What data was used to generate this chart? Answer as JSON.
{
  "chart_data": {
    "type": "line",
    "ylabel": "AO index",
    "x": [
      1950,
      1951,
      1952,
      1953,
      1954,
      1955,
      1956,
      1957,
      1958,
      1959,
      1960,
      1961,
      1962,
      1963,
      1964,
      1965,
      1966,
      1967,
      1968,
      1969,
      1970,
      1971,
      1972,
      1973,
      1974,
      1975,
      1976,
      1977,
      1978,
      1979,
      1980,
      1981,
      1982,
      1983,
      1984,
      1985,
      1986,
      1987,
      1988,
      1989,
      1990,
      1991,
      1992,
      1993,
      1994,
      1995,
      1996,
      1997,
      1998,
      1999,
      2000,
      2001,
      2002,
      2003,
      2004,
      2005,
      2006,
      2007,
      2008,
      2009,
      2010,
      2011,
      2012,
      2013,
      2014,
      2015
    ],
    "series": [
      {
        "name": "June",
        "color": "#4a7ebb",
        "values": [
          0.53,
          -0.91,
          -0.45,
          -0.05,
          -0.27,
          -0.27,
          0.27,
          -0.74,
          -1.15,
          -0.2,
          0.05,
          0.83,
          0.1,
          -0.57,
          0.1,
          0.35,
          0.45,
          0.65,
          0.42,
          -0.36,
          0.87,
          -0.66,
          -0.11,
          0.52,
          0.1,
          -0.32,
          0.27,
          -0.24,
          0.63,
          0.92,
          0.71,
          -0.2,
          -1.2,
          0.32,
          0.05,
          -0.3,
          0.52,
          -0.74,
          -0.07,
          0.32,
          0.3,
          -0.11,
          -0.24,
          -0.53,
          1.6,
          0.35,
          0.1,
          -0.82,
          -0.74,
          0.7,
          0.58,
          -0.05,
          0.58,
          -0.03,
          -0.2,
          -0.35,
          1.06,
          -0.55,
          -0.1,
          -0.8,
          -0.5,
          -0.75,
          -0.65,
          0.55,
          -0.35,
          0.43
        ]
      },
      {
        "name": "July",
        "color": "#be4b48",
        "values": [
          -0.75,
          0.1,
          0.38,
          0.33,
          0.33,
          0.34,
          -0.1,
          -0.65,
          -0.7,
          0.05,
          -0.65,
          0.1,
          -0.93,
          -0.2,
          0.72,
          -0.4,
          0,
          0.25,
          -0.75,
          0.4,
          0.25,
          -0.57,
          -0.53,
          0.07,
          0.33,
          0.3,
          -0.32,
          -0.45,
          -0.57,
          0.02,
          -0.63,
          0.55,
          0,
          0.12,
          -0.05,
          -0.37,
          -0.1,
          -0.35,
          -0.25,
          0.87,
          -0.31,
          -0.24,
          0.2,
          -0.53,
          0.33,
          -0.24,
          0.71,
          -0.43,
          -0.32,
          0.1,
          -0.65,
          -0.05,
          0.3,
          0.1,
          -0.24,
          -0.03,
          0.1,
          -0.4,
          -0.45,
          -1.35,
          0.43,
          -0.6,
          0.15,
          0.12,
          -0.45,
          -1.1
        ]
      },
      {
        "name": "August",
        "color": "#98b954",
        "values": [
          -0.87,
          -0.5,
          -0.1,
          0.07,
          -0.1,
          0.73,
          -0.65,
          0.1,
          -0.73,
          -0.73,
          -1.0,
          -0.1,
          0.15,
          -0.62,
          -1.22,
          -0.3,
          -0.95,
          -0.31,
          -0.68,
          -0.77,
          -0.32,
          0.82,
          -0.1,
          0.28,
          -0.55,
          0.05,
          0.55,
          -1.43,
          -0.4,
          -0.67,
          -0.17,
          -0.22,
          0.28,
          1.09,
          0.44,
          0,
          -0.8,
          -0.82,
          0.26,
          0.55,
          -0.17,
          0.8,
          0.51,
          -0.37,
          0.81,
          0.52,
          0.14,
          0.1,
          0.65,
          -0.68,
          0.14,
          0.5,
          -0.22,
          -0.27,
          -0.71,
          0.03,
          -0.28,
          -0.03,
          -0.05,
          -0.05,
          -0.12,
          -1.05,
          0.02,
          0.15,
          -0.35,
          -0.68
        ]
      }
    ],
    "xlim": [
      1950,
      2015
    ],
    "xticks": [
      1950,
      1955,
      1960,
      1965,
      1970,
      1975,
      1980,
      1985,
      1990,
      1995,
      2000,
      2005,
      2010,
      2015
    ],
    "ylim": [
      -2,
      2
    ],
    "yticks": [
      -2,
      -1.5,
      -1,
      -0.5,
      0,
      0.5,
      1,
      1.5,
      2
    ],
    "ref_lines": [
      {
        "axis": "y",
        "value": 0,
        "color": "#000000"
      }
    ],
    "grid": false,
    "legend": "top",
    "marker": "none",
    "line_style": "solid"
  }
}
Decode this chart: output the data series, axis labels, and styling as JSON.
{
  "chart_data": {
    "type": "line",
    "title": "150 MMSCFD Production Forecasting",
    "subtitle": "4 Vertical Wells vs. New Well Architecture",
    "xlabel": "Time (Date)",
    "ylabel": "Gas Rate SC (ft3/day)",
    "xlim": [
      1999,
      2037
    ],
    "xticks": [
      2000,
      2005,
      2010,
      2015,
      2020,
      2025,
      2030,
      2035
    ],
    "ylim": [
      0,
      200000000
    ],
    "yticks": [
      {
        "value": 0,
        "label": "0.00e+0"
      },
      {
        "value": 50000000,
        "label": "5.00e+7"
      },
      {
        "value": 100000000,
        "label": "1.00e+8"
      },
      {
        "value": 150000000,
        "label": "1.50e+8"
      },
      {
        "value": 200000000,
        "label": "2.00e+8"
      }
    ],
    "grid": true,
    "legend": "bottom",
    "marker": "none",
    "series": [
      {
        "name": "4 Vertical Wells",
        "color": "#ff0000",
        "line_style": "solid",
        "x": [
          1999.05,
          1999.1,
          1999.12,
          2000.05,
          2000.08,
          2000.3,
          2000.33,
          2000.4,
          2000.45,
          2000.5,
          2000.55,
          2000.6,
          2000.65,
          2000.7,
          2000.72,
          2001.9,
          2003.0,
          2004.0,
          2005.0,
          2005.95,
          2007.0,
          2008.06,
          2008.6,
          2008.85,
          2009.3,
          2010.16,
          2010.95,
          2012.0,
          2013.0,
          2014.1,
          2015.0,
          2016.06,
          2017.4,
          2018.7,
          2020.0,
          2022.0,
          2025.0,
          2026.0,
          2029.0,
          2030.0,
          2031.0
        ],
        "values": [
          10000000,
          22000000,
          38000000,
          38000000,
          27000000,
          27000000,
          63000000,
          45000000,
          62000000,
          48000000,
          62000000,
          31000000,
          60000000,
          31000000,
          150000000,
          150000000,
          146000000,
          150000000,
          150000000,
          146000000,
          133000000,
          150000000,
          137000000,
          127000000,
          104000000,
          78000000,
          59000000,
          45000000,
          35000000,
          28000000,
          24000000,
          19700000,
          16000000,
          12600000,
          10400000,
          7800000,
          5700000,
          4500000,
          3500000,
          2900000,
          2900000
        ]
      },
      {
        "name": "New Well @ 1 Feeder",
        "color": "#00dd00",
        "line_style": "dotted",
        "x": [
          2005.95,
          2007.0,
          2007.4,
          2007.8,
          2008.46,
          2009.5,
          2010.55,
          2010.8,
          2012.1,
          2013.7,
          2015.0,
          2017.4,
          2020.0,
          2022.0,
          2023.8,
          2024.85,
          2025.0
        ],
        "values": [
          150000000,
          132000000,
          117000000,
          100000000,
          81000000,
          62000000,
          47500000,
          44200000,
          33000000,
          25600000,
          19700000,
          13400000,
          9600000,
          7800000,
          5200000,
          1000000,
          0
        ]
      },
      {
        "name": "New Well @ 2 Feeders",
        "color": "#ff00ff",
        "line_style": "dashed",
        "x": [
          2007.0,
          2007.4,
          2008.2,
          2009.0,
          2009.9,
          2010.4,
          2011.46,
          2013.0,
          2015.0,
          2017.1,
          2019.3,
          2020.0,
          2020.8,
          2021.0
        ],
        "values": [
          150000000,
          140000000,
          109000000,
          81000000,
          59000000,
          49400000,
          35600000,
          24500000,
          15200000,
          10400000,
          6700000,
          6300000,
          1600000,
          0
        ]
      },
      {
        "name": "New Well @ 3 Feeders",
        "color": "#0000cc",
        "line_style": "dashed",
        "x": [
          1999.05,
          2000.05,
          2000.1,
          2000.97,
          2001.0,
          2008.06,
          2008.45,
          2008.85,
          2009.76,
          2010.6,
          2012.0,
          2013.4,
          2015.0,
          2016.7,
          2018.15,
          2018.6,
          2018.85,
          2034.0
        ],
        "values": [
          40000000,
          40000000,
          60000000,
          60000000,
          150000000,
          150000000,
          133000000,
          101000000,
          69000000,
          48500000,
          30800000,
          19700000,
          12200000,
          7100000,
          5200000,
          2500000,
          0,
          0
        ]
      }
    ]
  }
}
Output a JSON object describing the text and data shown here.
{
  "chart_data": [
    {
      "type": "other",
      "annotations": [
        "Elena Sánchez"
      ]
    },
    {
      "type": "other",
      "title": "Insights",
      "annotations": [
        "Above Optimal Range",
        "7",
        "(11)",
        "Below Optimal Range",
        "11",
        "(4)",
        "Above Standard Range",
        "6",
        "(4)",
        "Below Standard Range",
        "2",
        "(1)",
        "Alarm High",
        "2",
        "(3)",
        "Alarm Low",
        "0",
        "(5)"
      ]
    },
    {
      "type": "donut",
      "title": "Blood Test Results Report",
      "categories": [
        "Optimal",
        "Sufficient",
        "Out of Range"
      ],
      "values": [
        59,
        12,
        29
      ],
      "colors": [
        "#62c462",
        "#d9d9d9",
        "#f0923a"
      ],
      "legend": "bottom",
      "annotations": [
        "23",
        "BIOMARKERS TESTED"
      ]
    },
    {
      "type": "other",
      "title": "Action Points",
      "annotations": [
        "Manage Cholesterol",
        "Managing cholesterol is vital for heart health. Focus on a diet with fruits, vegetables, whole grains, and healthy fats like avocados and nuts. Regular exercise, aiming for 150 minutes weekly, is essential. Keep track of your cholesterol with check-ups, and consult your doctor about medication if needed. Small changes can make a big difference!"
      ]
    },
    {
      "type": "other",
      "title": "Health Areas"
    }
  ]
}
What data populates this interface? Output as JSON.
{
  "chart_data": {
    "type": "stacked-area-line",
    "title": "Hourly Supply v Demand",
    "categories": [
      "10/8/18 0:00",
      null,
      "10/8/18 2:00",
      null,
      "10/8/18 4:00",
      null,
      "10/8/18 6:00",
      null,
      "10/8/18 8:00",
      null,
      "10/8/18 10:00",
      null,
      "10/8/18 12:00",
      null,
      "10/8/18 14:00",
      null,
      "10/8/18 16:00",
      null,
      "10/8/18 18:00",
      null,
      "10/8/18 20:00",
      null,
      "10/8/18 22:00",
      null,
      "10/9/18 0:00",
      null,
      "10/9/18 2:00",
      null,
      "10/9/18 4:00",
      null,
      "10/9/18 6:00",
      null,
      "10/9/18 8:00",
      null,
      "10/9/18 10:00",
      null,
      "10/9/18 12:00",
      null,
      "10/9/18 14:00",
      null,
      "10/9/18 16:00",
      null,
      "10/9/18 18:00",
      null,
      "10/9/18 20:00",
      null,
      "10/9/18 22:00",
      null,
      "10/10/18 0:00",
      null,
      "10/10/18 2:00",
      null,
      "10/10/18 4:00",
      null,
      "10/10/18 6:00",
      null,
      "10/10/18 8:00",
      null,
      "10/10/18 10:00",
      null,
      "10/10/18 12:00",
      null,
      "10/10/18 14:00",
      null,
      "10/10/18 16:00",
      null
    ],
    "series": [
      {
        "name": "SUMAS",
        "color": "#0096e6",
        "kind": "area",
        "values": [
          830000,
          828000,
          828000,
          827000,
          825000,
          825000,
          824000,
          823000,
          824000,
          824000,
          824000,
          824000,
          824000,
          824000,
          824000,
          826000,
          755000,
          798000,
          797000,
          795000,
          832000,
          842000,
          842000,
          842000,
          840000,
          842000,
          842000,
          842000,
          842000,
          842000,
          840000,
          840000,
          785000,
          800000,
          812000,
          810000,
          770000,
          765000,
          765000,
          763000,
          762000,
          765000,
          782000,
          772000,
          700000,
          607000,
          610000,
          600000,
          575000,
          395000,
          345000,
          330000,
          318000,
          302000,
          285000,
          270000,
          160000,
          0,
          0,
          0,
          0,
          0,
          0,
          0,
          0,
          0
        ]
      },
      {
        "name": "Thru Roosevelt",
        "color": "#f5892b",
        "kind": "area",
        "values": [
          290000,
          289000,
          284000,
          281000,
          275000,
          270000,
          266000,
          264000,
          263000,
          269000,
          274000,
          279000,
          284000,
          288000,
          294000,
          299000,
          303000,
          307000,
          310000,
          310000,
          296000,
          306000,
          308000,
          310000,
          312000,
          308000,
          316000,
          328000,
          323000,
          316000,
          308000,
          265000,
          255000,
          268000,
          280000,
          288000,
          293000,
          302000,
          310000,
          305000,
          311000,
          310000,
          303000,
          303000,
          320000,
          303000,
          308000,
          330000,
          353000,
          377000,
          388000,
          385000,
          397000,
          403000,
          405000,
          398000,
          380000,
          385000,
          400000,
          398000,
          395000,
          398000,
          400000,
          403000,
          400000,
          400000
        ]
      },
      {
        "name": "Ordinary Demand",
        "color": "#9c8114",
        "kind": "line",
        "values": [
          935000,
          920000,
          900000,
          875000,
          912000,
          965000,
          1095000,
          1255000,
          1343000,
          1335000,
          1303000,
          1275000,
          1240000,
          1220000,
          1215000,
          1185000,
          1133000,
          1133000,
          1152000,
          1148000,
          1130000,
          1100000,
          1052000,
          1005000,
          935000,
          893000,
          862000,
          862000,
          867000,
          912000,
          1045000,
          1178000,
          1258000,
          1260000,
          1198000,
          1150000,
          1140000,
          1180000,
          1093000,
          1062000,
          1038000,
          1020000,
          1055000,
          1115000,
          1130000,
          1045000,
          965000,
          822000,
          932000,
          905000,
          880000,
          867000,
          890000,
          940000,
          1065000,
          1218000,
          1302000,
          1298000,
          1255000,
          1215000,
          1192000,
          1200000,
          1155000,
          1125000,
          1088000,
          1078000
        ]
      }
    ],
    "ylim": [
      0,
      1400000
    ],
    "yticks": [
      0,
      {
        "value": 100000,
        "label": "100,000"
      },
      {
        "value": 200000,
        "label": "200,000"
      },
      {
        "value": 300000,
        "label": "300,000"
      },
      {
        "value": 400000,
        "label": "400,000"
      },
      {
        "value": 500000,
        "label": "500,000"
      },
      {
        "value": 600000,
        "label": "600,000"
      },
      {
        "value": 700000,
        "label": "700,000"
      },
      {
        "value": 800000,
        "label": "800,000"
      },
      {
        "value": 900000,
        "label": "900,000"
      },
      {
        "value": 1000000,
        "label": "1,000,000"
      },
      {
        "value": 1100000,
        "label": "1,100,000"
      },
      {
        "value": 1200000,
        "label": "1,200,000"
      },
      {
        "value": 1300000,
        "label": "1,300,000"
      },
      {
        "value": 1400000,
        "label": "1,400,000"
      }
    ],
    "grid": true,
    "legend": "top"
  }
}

Task statement: Go through the listing above and pull out each line containing the word "legend".

Response to the exercise:
    "legend": "top",
    "legend": "bottom",
      "legend": "bottom",
    "legend": "top"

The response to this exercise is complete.